● Task to complete
From the entries below, list each line with "实践是认识的来源".

■ ■ ■ ■

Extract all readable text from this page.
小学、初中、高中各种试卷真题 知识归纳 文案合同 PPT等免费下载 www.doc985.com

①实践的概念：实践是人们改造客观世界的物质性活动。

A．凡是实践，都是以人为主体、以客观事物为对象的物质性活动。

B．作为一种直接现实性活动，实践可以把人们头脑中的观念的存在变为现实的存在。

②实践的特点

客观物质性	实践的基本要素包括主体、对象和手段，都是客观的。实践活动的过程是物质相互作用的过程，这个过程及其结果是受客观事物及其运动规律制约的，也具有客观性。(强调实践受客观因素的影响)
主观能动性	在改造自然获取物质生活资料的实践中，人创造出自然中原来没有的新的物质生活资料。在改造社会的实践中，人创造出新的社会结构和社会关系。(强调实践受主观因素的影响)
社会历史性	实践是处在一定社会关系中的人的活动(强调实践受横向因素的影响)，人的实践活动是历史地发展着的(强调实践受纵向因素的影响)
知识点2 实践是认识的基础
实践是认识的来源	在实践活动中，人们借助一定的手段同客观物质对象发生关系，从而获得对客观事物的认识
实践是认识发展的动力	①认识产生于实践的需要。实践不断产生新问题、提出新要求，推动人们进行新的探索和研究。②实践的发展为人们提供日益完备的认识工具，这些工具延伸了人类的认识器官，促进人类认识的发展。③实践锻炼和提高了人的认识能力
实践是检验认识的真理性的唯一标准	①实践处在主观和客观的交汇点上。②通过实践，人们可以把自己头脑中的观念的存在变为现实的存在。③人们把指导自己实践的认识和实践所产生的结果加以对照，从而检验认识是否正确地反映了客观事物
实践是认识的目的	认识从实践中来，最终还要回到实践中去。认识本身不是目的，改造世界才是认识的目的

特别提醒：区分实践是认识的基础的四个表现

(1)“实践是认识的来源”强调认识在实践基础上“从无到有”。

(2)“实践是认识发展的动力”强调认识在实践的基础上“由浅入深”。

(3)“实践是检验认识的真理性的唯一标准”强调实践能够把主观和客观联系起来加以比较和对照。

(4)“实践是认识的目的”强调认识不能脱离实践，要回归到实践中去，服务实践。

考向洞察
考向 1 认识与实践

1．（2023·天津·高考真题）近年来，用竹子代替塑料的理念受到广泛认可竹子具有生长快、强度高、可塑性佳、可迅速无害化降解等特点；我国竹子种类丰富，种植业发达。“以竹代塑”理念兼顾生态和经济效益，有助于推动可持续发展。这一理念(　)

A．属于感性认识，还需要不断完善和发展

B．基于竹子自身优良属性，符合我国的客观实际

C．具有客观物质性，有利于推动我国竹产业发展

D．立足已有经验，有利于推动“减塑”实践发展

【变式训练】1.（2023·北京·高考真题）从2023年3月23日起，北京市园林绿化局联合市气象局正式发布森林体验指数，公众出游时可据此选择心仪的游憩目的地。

■ ■ ■ ■

● Full answer
实践是认识的来源	在实践活动中，人们借助一定的手段同客观物质对象发生关系，从而获得对客观事物的认识
(1)“实践是认识的来源”强调认识在实践基础上“从无到有”。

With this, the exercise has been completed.